▶ **PROVIDED DATA**
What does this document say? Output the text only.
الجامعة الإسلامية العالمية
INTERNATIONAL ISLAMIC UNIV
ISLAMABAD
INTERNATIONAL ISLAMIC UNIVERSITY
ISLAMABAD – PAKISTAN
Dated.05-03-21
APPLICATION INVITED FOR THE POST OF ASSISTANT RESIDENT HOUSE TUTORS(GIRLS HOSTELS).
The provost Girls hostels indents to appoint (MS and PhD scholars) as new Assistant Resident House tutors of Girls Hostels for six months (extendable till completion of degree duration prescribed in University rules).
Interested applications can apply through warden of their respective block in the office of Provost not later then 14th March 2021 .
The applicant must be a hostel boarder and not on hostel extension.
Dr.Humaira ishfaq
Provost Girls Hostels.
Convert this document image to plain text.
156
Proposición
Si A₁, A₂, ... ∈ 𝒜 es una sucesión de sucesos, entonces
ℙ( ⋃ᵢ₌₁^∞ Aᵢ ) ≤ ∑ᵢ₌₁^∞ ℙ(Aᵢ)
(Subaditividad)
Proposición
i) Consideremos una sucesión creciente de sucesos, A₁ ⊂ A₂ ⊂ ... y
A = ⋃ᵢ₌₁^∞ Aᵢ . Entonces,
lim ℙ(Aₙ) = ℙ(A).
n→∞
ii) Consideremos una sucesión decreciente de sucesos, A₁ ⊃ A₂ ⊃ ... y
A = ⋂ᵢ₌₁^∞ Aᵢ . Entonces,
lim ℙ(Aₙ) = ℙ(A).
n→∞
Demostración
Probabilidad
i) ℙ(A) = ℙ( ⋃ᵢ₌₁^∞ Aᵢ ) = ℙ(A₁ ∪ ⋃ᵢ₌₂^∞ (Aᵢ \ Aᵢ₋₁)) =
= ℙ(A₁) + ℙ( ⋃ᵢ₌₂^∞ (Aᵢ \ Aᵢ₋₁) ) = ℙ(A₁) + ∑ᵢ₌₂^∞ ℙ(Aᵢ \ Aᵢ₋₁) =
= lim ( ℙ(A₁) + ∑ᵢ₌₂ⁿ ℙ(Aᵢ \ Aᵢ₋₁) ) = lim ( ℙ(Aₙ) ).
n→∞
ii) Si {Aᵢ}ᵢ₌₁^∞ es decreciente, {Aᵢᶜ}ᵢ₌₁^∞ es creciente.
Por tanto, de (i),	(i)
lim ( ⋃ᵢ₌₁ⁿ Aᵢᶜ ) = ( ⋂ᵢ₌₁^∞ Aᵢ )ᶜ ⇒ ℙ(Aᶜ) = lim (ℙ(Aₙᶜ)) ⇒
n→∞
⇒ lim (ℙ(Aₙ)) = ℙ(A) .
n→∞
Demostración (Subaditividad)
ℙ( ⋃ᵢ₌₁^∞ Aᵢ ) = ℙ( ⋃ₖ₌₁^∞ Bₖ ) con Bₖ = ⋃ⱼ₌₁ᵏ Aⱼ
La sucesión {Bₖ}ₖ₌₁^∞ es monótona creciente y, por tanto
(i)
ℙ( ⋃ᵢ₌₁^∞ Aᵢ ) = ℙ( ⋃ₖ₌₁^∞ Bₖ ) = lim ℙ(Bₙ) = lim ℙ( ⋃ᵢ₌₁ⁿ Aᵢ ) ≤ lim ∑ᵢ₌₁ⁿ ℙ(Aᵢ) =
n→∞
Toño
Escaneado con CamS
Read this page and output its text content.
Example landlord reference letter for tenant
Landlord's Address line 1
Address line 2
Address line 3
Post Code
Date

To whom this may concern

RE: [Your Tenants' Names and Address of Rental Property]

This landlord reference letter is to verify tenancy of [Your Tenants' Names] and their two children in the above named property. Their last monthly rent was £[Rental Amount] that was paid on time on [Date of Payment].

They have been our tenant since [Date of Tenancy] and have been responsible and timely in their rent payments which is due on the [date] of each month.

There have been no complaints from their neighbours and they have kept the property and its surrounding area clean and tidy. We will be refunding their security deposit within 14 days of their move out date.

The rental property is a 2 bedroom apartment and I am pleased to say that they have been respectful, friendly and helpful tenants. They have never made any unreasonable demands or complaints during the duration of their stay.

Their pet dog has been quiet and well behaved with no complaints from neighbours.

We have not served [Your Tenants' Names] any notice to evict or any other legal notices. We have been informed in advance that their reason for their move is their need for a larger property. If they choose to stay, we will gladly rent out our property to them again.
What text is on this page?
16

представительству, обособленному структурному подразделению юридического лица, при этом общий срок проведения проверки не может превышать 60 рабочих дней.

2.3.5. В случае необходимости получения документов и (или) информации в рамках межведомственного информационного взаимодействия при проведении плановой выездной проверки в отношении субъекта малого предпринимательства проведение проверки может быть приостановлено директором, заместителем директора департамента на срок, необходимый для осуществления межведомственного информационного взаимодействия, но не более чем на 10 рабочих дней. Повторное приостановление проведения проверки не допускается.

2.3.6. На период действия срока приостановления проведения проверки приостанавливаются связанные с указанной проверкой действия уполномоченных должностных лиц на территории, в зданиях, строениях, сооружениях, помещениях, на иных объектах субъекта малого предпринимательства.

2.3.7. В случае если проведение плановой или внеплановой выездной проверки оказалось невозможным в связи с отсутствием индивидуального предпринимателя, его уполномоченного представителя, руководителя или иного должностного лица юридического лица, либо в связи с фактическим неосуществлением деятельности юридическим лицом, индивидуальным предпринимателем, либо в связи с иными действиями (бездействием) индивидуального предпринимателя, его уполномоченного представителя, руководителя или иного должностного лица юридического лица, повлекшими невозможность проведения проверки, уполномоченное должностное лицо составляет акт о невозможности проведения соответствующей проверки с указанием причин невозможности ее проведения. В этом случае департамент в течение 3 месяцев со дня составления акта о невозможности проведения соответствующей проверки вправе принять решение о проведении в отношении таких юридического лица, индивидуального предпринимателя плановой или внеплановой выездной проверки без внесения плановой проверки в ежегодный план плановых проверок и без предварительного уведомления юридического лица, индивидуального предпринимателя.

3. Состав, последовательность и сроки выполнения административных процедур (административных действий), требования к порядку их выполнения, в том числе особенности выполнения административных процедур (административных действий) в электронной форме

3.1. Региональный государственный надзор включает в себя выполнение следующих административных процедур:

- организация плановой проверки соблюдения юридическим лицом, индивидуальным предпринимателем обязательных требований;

▶ **WRITTEN INSTRUCTION**
Among the lines of the data, identify those with the word "Consideremos". Copy each of them.

▶ **ANSWER TO THE EXERCISE**
i) Consideremos una sucesión creciente de sucesos, A₁ ⊂ A₂ ⊂ ... y
ii) Consideremos una sucesión decreciente de sucesos, A₁ ⊃ A₂ ⊃ ... y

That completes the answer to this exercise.